▶ **WHAT IS ASKED**
Copy out the complete listing, word for word.

— begin —

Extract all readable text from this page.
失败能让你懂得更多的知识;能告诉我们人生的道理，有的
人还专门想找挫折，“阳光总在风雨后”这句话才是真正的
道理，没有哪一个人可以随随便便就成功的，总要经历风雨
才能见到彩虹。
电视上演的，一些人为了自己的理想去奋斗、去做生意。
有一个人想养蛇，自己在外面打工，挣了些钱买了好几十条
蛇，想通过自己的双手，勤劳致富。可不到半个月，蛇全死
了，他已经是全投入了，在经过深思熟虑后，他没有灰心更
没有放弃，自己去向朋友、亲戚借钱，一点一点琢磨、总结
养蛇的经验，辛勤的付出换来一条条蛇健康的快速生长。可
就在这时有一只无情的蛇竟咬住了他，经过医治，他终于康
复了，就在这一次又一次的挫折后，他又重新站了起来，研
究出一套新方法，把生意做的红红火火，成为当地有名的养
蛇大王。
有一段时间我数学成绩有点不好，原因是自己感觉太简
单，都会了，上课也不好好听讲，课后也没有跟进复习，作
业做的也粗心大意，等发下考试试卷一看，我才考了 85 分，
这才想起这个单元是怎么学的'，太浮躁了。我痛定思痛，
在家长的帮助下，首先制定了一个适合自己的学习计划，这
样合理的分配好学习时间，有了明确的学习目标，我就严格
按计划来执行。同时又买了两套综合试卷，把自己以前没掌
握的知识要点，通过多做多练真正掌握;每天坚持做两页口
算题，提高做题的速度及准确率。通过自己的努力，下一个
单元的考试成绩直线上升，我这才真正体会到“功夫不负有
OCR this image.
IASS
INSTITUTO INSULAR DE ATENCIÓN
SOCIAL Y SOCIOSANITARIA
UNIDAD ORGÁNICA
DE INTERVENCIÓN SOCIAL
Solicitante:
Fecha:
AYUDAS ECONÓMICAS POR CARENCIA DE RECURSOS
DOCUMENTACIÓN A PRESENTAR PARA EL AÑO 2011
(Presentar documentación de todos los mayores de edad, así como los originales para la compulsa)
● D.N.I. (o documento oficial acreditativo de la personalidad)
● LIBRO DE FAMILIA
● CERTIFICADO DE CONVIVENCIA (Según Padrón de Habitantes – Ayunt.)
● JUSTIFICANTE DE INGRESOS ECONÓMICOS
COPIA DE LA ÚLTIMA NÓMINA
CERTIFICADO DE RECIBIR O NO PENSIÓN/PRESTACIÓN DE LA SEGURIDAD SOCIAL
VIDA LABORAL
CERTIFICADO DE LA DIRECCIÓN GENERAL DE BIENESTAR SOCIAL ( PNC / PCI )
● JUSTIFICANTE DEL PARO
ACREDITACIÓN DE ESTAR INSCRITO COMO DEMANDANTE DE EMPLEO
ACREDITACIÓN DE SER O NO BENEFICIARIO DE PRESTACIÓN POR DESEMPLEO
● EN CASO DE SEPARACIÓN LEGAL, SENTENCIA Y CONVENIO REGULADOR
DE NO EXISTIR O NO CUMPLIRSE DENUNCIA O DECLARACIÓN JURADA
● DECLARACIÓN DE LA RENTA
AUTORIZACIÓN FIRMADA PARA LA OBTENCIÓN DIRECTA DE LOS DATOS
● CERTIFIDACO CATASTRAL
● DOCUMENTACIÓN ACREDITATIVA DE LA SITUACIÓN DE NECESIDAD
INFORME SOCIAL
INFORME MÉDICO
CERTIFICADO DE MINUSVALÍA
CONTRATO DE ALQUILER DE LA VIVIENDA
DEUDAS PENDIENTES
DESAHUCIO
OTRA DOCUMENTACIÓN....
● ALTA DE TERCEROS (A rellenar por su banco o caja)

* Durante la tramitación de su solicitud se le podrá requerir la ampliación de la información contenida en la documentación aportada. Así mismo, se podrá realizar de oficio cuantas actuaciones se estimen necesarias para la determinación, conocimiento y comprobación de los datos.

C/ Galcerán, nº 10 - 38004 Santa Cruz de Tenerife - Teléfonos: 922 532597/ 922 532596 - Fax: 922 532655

— end —

▶ **SOLUTION**
Extract all readable text from this page.
失败能让你懂得更多的知识;能告诉我们人生的道理，有的
人还专门想找挫折，“阳光总在风雨后”这句话才是真正的
道理，没有哪一个人可以随随便便就成功的，总要经历风雨
才能见到彩虹。
电视上演的，一些人为了自己的理想去奋斗、去做生意。
有一个人想养蛇，自己在外面打工，挣了些钱买了好几十条
蛇，想通过自己的双手，勤劳致富。可不到半个月，蛇全死
了，他已经是全投入了，在经过深思熟虑后，他没有灰心更
没有放弃，自己去向朋友、亲戚借钱，一点一点琢磨、总结
养蛇的经验，辛勤的付出换来一条条蛇健康的快速生长。可
就在这时有一只无情的蛇竟咬住了他，经过医治，他终于康
复了，就在这一次又一次的挫折后，他又重新站了起来，研
究出一套新方法，把生意做的红红火火，成为当地有名的养
蛇大王。
有一段时间我数学成绩有点不好，原因是自己感觉太简
单，都会了，上课也不好好听讲，课后也没有跟进复习，作
业做的也粗心大意，等发下考试试卷一看，我才考了 85 分，
这才想起这个单元是怎么学的'，太浮躁了。我痛定思痛，
在家长的帮助下，首先制定了一个适合自己的学习计划，这
样合理的分配好学习时间，有了明确的学习目标，我就严格
按计划来执行。同时又买了两套综合试卷，把自己以前没掌
握的知识要点，通过多做多练真正掌握;每天坚持做两页口
算题，提高做题的速度及准确率。通过自己的努力，下一个
单元的考试成绩直线上升，我这才真正体会到“功夫不负有
OCR this image.
IASS
INSTITUTO INSULAR DE ATENCIÓN
SOCIAL Y SOCIOSANITARIA
UNIDAD ORGÁNICA
DE INTERVENCIÓN SOCIAL
Solicitante:
Fecha:
AYUDAS ECONÓMICAS POR CARENCIA DE RECURSOS
DOCUMENTACIÓN A PRESENTAR PARA EL AÑO 2011
(Presentar documentación de todos los mayores de edad, así como los originales para la compulsa)
● D.N.I. (o documento oficial acreditativo de la personalidad)
● LIBRO DE FAMILIA
● CERTIFICADO DE CONVIVENCIA (Según Padrón de Habitantes – Ayunt.)
● JUSTIFICANTE DE INGRESOS ECONÓMICOS
COPIA DE LA ÚLTIMA NÓMINA
CERTIFICADO DE RECIBIR O NO PENSIÓN/PRESTACIÓN DE LA SEGURIDAD SOCIAL
VIDA LABORAL
CERTIFICADO DE LA DIRECCIÓN GENERAL DE BIENESTAR SOCIAL ( PNC / PCI )
● JUSTIFICANTE DEL PARO
ACREDITACIÓN DE ESTAR INSCRITO COMO DEMANDANTE DE EMPLEO
ACREDITACIÓN DE SER O NO BENEFICIARIO DE PRESTACIÓN POR DESEMPLEO
● EN CASO DE SEPARACIÓN LEGAL, SENTENCIA Y CONVENIO REGULADOR
DE NO EXISTIR O NO CUMPLIRSE DENUNCIA O DECLARACIÓN JURADA
● DECLARACIÓN DE LA RENTA
AUTORIZACIÓN FIRMADA PARA LA OBTENCIÓN DIRECTA DE LOS DATOS
● CERTIFIDACO CATASTRAL
● DOCUMENTACIÓN ACREDITATIVA DE LA SITUACIÓN DE NECESIDAD
INFORME SOCIAL
INFORME MÉDICO
CERTIFICADO DE MINUSVALÍA
CONTRATO DE ALQUILER DE LA VIVIENDA
DEUDAS PENDIENTES
DESAHUCIO
OTRA DOCUMENTACIÓN....
● ALTA DE TERCEROS (A rellenar por su banco o caja)

* Durante la tramitación de su solicitud se le podrá requerir la ampliación de la información contenida en la documentación aportada. Así mismo, se podrá realizar de oficio cuantas actuaciones se estimen necesarias para la determinación, conocimiento y comprobación de los datos.

C/ Galcerán, nº 10 - 38004 Santa Cruz de Tenerife - Teléfonos: 922 532597/ 922 532596 - Fax: 922 532655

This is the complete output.